* [GIVEN INSTRUCTION]: In the listing, starting at the line containing "adapter-name: vmnic3: [335, 124, 367, 135]" and ending at the line containing "80, 98, 91]", change "background-tab-blur" to "inactive-tab". Output only that stretch, with everything else unchanged.
==== EXCERPTED RECORDS
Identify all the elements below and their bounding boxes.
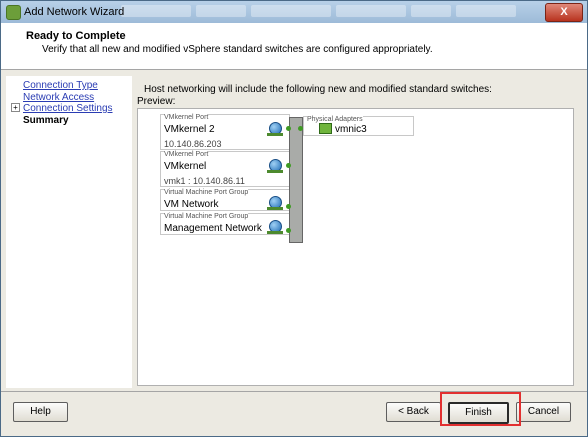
adapter-name: vmnic3: [335, 124, 367, 135]
port-group-vmkernel-2: VMkernel Port VMkernel 2 10.140.86.203: [160, 114, 290, 150]
physical-adapters-label: Physical Adapters: [307, 116, 363, 123]
page-title: Ready to Complete: [26, 30, 126, 42]
switch-preview: VMkernel Port VMkernel 2 10.140.86.203 V…: [137, 108, 574, 386]
preview-label: Preview:: [137, 96, 176, 107]
port-group-network-icon: [267, 159, 283, 173]
background-tab-blur: [251, 5, 331, 17]
port-group-type: VMkernel Port: [164, 114, 209, 121]
wizard-app-icon: [6, 5, 21, 20]
wizard-header: Ready to Complete Verify that all new an…: [1, 23, 587, 70]
step-connection-settings[interactable]: Connection Settings: [23, 103, 113, 114]
wizard-steps-sidebar: Connection Type Network Access + Connect…: [6, 76, 132, 388]
page-subtitle: Verify that all new and modified vSphere…: [42, 44, 433, 55]
wizard-window: Add Network Wizard X Ready to Complete V…: [0, 0, 588, 437]
background-tab-blur: [336, 5, 406, 17]
cancel-button[interactable]: Cancel: [516, 402, 571, 422]
finish-highlight-box: [440, 392, 521, 426]
expand-icon[interactable]: +: [11, 103, 20, 112]
help-button[interactable]: Help: [13, 402, 68, 422]
port-group-type: Virtual Machine Port Group: [164, 189, 249, 196]
port-connector: [286, 228, 291, 233]
title-bar[interactable]: Add Network Wizard X: [1, 1, 587, 23]
port-connector: [286, 204, 291, 209]
window-title: Add Network Wizard: [24, 6, 125, 18]
port-group-type: VMkernel Port: [164, 151, 209, 158]
port-group-ip: 10.140.86.203: [164, 139, 222, 149]
intro-text: Host networking will include the followi…: [144, 84, 492, 95]
background-tab-blur: [411, 5, 451, 17]
port-group-name: VM Network: [164, 199, 219, 210]
wizard-footer: Help < Back Finish Cancel: [1, 391, 587, 436]
port-group-name: VMkernel 2: [164, 124, 215, 135]
step-network-access[interactable]: Network Access: [23, 92, 94, 103]
background-tab-blur: [121, 5, 191, 17]
step-connection-type[interactable]: Connection Type: [23, 80, 98, 91]
step-summary: Summary: [23, 115, 69, 126]
back-button[interactable]: < Back: [386, 402, 441, 422]
vswitch-bar: [289, 117, 303, 243]
port-connector: [286, 126, 291, 131]
port-group-name: VMkernel: [164, 161, 207, 172]
nic-icon: [319, 123, 332, 134]
port-group-network-icon: [267, 220, 283, 234]
port-group-type: Virtual Machine Port Group: [164, 213, 249, 220]
port-group-ip: vmk1 : 10.140.86.11: [164, 176, 245, 186]
port-group-network-icon: [267, 122, 283, 136]
port-connector: [286, 163, 291, 168]
port-group-name: Management Network: [164, 223, 262, 234]
close-icon[interactable]: X: [560, 6, 567, 18]
physical-adapters: Physical Adapters vmnic3: [303, 116, 414, 136]
port-group-management-network: Virtual Machine Port Group Management Ne…: [160, 213, 290, 235]
port-group-vm-network: Virtual Machine Port Group VM Network: [160, 189, 290, 211]
background-tab-blur: [456, 5, 516, 17]
summary-panel: Host networking will include the followi…: [135, 76, 581, 388]
port-group-vmkernel: VMkernel Port VMkernel vmk1 : 10.140.86.…: [160, 151, 290, 187]
close-button[interactable]: X: [545, 3, 583, 22]
port-group-network-icon: [267, 196, 283, 210]
background-tab-blur: [196, 5, 246, 17]
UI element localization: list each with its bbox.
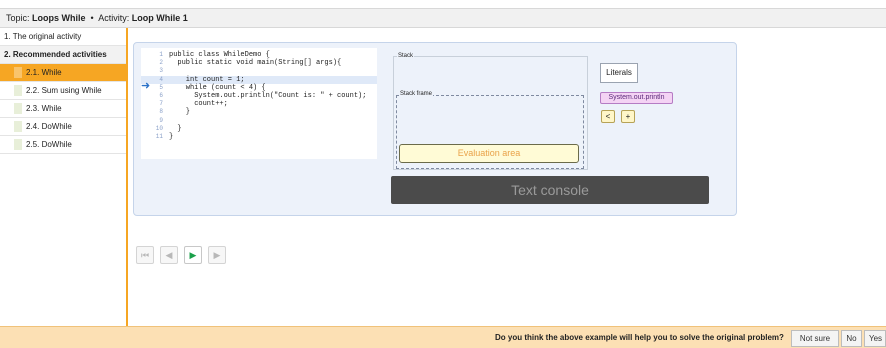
answer-yes-button[interactable]: Yes: [864, 330, 886, 347]
sidebar-item-dowhile-2[interactable]: 2.5. DoWhile: [0, 136, 126, 154]
activity-label: Activity:: [98, 13, 130, 23]
progress-swatch: [14, 67, 22, 78]
code-line: 9: [141, 117, 377, 125]
topic-value: Loops While: [32, 13, 86, 23]
code-text: count++;: [169, 100, 228, 109]
sidebar-item-sum-using-while[interactable]: 2.2. Sum using While: [0, 82, 126, 100]
code-text: }: [169, 108, 191, 117]
breadcrumb-separator: •: [90, 13, 94, 23]
next-step-button[interactable]: ▶: [208, 246, 226, 264]
previous-step-button[interactable]: ◀: [160, 246, 178, 264]
stack-label: Stack: [397, 53, 415, 59]
code-line: 8 }: [141, 108, 377, 116]
answer-no-button[interactable]: No: [841, 330, 862, 347]
sidebar-item-while-1[interactable]: 2.1. While: [0, 64, 126, 82]
line-number: 3: [159, 67, 163, 75]
text-console: Text console: [391, 176, 709, 204]
sidebar-item-label: 2.2. Sum using While: [26, 86, 102, 95]
code-line: 7 count++;: [141, 100, 377, 108]
line-number: 6: [159, 92, 163, 99]
literal-plus[interactable]: +: [621, 110, 635, 123]
chevron-right-icon: ▶: [213, 250, 221, 260]
line-number: 1: [159, 51, 163, 58]
evaluation-area[interactable]: Evaluation area: [399, 144, 579, 163]
topic-breadcrumb: Topic: Loops While • Activity: Loop Whil…: [0, 8, 886, 28]
sidebar-item-dowhile-1[interactable]: 2.4. DoWhile: [0, 118, 126, 136]
sidebar-item-label: 2.5. DoWhile: [26, 140, 72, 149]
code-text: while (count < 4) {: [169, 83, 266, 92]
literals-header: Literals: [600, 63, 638, 83]
play-icon: ▶: [189, 250, 197, 260]
code-line: 3: [141, 67, 377, 75]
stack-frame-label: Stack frame: [399, 91, 434, 97]
sidebar-item-label: 2.4. DoWhile: [26, 122, 72, 131]
literal-system-out-println[interactable]: System.out.println: [600, 92, 673, 104]
current-line-arrow-icon: ➜: [141, 80, 151, 92]
literal-less-than[interactable]: <: [601, 110, 615, 123]
code-line: 6 System.out.println("Count is: " + coun…: [141, 92, 377, 100]
progress-swatch: [14, 139, 22, 150]
code-text: public class WhileDemo {: [169, 51, 270, 59]
line-number: 2: [159, 59, 163, 67]
code-line: 5 while (count < 4) {: [141, 84, 377, 92]
code-text: public static void main(String[] args){: [169, 59, 342, 68]
sidebar-item-label: 1. The original activity: [4, 32, 82, 41]
code-text: System.out.println("Count is: " + count)…: [169, 92, 367, 100]
sidebar-divider: [126, 28, 128, 326]
code-text: }: [169, 124, 182, 133]
chevron-left-icon: ◀: [165, 250, 173, 260]
code-text: }: [169, 133, 174, 141]
sidebar-item-original-activity[interactable]: 1. The original activity: [0, 28, 126, 46]
progress-swatch: [14, 121, 22, 132]
topic-label: Topic:: [6, 13, 30, 23]
activity-value: Loop While 1: [131, 13, 188, 23]
skip-back-icon: ⏮: [140, 250, 150, 260]
sidebar-item-while-2[interactable]: 2.3. While: [0, 100, 126, 118]
line-number: 11: [155, 133, 163, 140]
first-step-button[interactable]: ⏮: [136, 246, 154, 264]
line-number: 7: [159, 100, 163, 108]
code-line: 11}: [141, 133, 377, 141]
progress-swatch: [14, 85, 22, 96]
sidebar-header-recommended[interactable]: 2. Recommended activities: [0, 46, 126, 64]
code-line: 10 }: [141, 125, 377, 133]
play-step-button[interactable]: ▶: [184, 246, 202, 264]
feedback-question: Do you think the above example will help…: [495, 333, 784, 342]
code-editor: 1 public class WhileDemo { 2 public stati…: [141, 48, 377, 159]
line-number: 9: [159, 116, 163, 124]
sidebar-item-label: 2.1. While: [26, 68, 62, 77]
code-line: 2 public static void main(String[] args)…: [141, 59, 377, 67]
progress-swatch: [14, 103, 22, 114]
line-number: 8: [159, 108, 163, 116]
line-number: 10: [155, 124, 163, 132]
answer-not-sure-button[interactable]: Not sure: [791, 330, 839, 347]
code-text: int count = 1;: [169, 75, 245, 84]
code-line-current: 4 int count = 1;: [141, 75, 377, 84]
code-line: 1 public class WhileDemo {: [141, 51, 377, 59]
sidebar-item-label: 2. Recommended activities: [4, 50, 107, 59]
sidebar-item-label: 2.3. While: [26, 104, 62, 113]
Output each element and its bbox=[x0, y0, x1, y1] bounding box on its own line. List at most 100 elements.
========
* [TASK RESPONSE]:
adapter-name: vmnic3: [335, 124, 367, 135]
port-group-vmkernel-2: VMkernel Port VMkernel 2 10.140.86.203: [160, 114, 290, 150]
physical-adapters-label: Physical Adapters: [307, 116, 363, 123]
page-title: Ready to Complete: [26, 30, 126, 42]
switch-preview: VMkernel Port VMkernel 2 10.140.86.203 V…: [137, 108, 574, 386]
preview-label: Preview:: [137, 96, 176, 107]
port-group-network-icon: [267, 159, 283, 173]
inactive-tab: [251, 5, 331, 17]
port-group-type: VMkernel Port: [164, 114, 209, 121]
wizard-app-icon: [6, 5, 21, 20]
wizard-header: Ready to Complete Verify that all new an…: [1, 23, 587, 70]
step-connection-settings[interactable]: Connection Settings: [23, 103, 113, 114]
wizard-steps-sidebar: Connection Type Network Access + Connect…: [6, 76, 132, 388]
page-subtitle: Verify that all new and modified vSphere…: [42, 44, 433, 55]
wizard-window: Add Network Wizard X Ready to Complete V…: [0, 0, 588, 437]
inactive-tab: [336, 5, 406, 17]
cancel-button[interactable]: Cancel: [516, 402, 571, 422]
finish-highlight-box: [440, 392, 521, 426]
expand-icon[interactable]: +: [11, 103, 20, 112]
help-button[interactable]: Help: [13, 402, 68, 422]
port-group-type: Virtual Machine Port Group: [164, 189, 249, 196]
port-connector: [286, 228, 291, 233]
title-bar[interactable]: Add Network Wizard X: [1, 1, 587, 23]
port-connector: [286, 204, 291, 209]
window-title: Add Network Wizard: [24, 6, 125, 18]
port-group-type: VMkernel Port: [164, 151, 209, 158]
port-group-ip: 10.140.86.203: [164, 139, 222, 149]
intro-text: Host networking will include the followi…: [144, 84, 492, 95]
inactive-tab: [411, 5, 451, 17]
port-group-name: VM Network: [164, 199, 219, 210]
wizard-footer: Help < Back Finish Cancel: [1, 391, 587, 436]
port-group-name: VMkernel 2: [164, 124, 215, 135]
step-network-access[interactable]: Network Access: [23, 92, 94, 103]
inactive-tab: [121, 5, 191, 17]
step-connection-type[interactable]: Connection Type: [23, 80, 98, 91]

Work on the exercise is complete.